-- Start Input records --
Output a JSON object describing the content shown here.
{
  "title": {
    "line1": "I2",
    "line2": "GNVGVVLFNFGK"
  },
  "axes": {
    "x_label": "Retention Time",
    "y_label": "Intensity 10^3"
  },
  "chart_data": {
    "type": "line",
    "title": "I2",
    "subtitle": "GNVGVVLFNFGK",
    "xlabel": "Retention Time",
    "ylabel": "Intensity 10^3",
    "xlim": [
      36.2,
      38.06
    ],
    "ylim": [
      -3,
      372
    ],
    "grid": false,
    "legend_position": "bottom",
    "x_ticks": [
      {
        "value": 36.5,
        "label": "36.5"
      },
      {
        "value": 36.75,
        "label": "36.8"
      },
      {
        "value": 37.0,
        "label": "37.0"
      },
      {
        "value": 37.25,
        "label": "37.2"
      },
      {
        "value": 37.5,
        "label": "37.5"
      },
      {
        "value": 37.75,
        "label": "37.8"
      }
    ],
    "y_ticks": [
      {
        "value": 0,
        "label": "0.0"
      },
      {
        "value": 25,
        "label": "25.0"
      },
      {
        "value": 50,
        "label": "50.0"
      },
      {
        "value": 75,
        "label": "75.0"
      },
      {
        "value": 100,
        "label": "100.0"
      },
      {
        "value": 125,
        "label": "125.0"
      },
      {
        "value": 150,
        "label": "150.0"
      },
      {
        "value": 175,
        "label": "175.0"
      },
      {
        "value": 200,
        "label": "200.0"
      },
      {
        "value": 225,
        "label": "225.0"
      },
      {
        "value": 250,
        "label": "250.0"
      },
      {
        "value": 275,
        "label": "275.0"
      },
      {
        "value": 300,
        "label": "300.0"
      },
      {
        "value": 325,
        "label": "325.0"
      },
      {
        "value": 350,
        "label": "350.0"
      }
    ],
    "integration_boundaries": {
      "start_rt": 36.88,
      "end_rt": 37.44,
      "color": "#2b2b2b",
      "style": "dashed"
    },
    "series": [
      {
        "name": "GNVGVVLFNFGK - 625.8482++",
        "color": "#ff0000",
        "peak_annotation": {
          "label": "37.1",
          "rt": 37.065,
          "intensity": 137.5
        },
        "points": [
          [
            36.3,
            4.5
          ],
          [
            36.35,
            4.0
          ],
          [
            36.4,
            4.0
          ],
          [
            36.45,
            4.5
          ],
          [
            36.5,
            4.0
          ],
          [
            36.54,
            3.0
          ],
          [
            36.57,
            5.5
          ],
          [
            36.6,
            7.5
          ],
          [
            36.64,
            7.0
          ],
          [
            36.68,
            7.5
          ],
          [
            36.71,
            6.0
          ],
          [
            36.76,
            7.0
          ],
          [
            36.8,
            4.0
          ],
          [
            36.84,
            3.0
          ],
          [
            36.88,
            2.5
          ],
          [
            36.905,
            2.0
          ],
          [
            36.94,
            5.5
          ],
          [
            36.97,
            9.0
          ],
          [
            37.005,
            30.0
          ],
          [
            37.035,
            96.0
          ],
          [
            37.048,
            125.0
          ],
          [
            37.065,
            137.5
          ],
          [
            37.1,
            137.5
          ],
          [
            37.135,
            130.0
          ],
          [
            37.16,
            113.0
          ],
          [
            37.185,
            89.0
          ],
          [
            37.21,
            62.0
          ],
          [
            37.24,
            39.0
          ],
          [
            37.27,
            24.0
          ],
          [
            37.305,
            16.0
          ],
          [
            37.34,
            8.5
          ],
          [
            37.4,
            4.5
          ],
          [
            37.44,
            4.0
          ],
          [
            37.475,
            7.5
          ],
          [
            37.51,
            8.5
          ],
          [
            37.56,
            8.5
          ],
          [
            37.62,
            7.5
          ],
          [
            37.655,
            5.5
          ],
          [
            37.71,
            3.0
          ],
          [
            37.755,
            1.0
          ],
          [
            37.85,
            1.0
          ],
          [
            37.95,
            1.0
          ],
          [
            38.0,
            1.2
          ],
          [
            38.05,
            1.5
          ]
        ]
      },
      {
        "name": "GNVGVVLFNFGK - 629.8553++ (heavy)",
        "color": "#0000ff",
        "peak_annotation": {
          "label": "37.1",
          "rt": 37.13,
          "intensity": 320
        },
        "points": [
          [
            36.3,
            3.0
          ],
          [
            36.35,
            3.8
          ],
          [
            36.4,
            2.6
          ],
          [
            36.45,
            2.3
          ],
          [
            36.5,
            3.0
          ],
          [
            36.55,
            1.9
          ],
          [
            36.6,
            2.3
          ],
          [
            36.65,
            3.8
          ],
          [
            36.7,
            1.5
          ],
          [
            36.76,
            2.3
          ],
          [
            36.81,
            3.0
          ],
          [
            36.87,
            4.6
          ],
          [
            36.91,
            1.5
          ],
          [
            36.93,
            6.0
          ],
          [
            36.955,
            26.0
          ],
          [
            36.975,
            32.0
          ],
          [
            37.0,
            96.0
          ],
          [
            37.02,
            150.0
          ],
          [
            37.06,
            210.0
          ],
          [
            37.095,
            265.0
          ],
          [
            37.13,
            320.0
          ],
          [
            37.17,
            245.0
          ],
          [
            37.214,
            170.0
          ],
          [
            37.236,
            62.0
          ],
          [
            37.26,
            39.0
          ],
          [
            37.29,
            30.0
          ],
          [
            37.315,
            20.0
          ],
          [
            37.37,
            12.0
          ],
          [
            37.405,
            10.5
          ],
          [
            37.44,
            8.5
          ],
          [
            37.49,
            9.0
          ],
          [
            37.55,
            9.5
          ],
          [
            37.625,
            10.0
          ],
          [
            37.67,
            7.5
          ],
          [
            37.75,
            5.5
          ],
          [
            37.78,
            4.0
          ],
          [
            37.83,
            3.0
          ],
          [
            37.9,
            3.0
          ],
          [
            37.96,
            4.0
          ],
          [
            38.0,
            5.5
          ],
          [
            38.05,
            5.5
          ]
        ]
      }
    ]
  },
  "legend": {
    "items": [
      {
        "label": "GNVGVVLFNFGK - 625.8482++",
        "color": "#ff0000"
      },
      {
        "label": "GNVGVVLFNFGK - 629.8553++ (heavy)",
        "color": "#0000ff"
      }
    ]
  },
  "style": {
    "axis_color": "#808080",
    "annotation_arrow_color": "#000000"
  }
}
-- End Input records --
Stated task:
Return each entry from above without altering a single character.

Reply to the exercise:
Output a JSON object describing the content shown here.
{
  "title": {
    "line1": "I2",
    "line2": "GNVGVVLFNFGK"
  },
  "axes": {
    "x_label": "Retention Time",
    "y_label": "Intensity 10^3"
  },
  "chart_data": {
    "type": "line",
    "title": "I2",
    "subtitle": "GNVGVVLFNFGK",
    "xlabel": "Retention Time",
    "ylabel": "Intensity 10^3",
    "xlim": [
      36.2,
      38.06
    ],
    "ylim": [
      -3,
      372
    ],
    "grid": false,
    "legend_position": "bottom",
    "x_ticks": [
      {
        "value": 36.5,
        "label": "36.5"
      },
      {
        "value": 36.75,
        "label": "36.8"
      },
      {
        "value": 37.0,
        "label": "37.0"
      },
      {
        "value": 37.25,
        "label": "37.2"
      },
      {
        "value": 37.5,
        "label": "37.5"
      },
      {
        "value": 37.75,
        "label": "37.8"
      }
    ],
    "y_ticks": [
      {
        "value": 0,
        "label": "0.0"
      },
      {
        "value": 25,
        "label": "25.0"
      },
      {
        "value": 50,
        "label": "50.0"
      },
      {
        "value": 75,
        "label": "75.0"
      },
      {
        "value": 100,
        "label": "100.0"
      },
      {
        "value": 125,
        "label": "125.0"
      },
      {
        "value": 150,
        "label": "150.0"
      },
      {
        "value": 175,
        "label": "175.0"
      },
      {
        "value": 200,
        "label": "200.0"
      },
      {
        "value": 225,
        "label": "225.0"
      },
      {
        "value": 250,
        "label": "250.0"
      },
      {
        "value": 275,
        "label": "275.0"
      },
      {
        "value": 300,
        "label": "300.0"
      },
      {
        "value": 325,
        "label": "325.0"
      },
      {
        "value": 350,
        "label": "350.0"
      }
    ],
    "integration_boundaries": {
      "start_rt": 36.88,
      "end_rt": 37.44,
      "color": "#2b2b2b",
      "style": "dashed"
    },
    "series": [
      {
        "name": "GNVGVVLFNFGK - 625.8482++",
        "color": "#ff0000",
        "peak_annotation": {
          "label": "37.1",
          "rt": 37.065,
          "intensity": 137.5
        },
        "points": [
          [
            36.3,
            4.5
          ],
          [
            36.35,
            4.0
          ],
          [
            36.4,
            4.0
          ],
          [
            36.45,
            4.5
          ],
          [
            36.5,
            4.0
          ],
          [
            36.54,
            3.0
          ],
          [
            36.57,
            5.5
          ],
          [
            36.6,
            7.5
          ],
          [
            36.64,
            7.0
          ],
          [
            36.68,
            7.5
          ],
          [
            36.71,
            6.0
          ],
          [
            36.76,
            7.0
          ],
          [
            36.8,
            4.0
          ],
          [
            36.84,
            3.0
          ],
          [
            36.88,
            2.5
          ],
          [
            36.905,
            2.0
          ],
          [
            36.94,
            5.5
          ],
          [
            36.97,
            9.0
          ],
          [
            37.005,
            30.0
          ],
          [
            37.035,
            96.0
          ],
          [
            37.048,
            125.0
          ],
          [
            37.065,
            137.5
          ],
          [
            37.1,
            137.5
          ],
          [
            37.135,
            130.0
          ],
          [
            37.16,
            113.0
          ],
          [
            37.185,
            89.0
          ],
          [
            37.21,
            62.0
          ],
          [
            37.24,
            39.0
          ],
          [
            37.27,
            24.0
          ],
          [
            37.305,
            16.0
          ],
          [
            37.34,
            8.5
          ],
          [
            37.4,
            4.5
          ],
          [
            37.44,
            4.0
          ],
          [
            37.475,
            7.5
          ],
          [
            37.51,
            8.5
          ],
          [
            37.56,
            8.5
          ],
          [
            37.62,
            7.5
          ],
          [
            37.655,
            5.5
          ],
          [
            37.71,
            3.0
          ],
          [
            37.755,
            1.0
          ],
          [
            37.85,
            1.0
          ],
          [
            37.95,
            1.0
          ],
          [
            38.0,
            1.2
          ],
          [
            38.05,
            1.5
          ]
        ]
      },
      {
        "name": "GNVGVVLFNFGK - 629.8553++ (heavy)",
        "color": "#0000ff",
        "peak_annotation": {
          "label": "37.1",
          "rt": 37.13,
          "intensity": 320
        },
        "points": [
          [
            36.3,
            3.0
          ],
          [
            36.35,
            3.8
          ],
          [
            36.4,
            2.6
          ],
          [
            36.45,
            2.3
          ],
          [
            36.5,
            3.0
          ],
          [
            36.55,
            1.9
          ],
          [
            36.6,
            2.3
          ],
          [
            36.65,
            3.8
          ],
          [
            36.7,
            1.5
          ],
          [
            36.76,
            2.3
          ],
          [
            36.81,
            3.0
          ],
          [
            36.87,
            4.6
          ],
          [
            36.91,
            1.5
          ],
          [
            36.93,
            6.0
          ],
          [
            36.955,
            26.0
          ],
          [
            36.975,
            32.0
          ],
          [
            37.0,
            96.0
          ],
          [
            37.02,
            150.0
          ],
          [
            37.06,
            210.0
          ],
          [
            37.095,
            265.0
          ],
          [
            37.13,
            320.0
          ],
          [
            37.17,
            245.0
          ],
          [
            37.214,
            170.0
          ],
          [
            37.236,
            62.0
          ],
          [
            37.26,
            39.0
          ],
          [
            37.29,
            30.0
          ],
          [
            37.315,
            20.0
          ],
          [
            37.37,
            12.0
          ],
          [
            37.405,
            10.5
          ],
          [
            37.44,
            8.5
          ],
          [
            37.49,
            9.0
          ],
          [
            37.55,
            9.5
          ],
          [
            37.625,
            10.0
          ],
          [
            37.67,
            7.5
          ],
          [
            37.75,
            5.5
          ],
          [
            37.78,
            4.0
          ],
          [
            37.83,
            3.0
          ],
          [
            37.9,
            3.0
          ],
          [
            37.96,
            4.0
          ],
          [
            38.0,
            5.5
          ],
          [
            38.05,
            5.5
          ]
        ]
      }
    ]
  },
  "legend": {
    "items": [
      {
        "label": "GNVGVVLFNFGK - 625.8482++",
        "color": "#ff0000"
      },
      {
        "label": "GNVGVVLFNFGK - 629.8553++ (heavy)",
        "color": "#0000ff"
      }
    ]
  },
  "style": {
    "axis_color": "#808080",
    "annotation_arrow_color": "#000000"
  }
}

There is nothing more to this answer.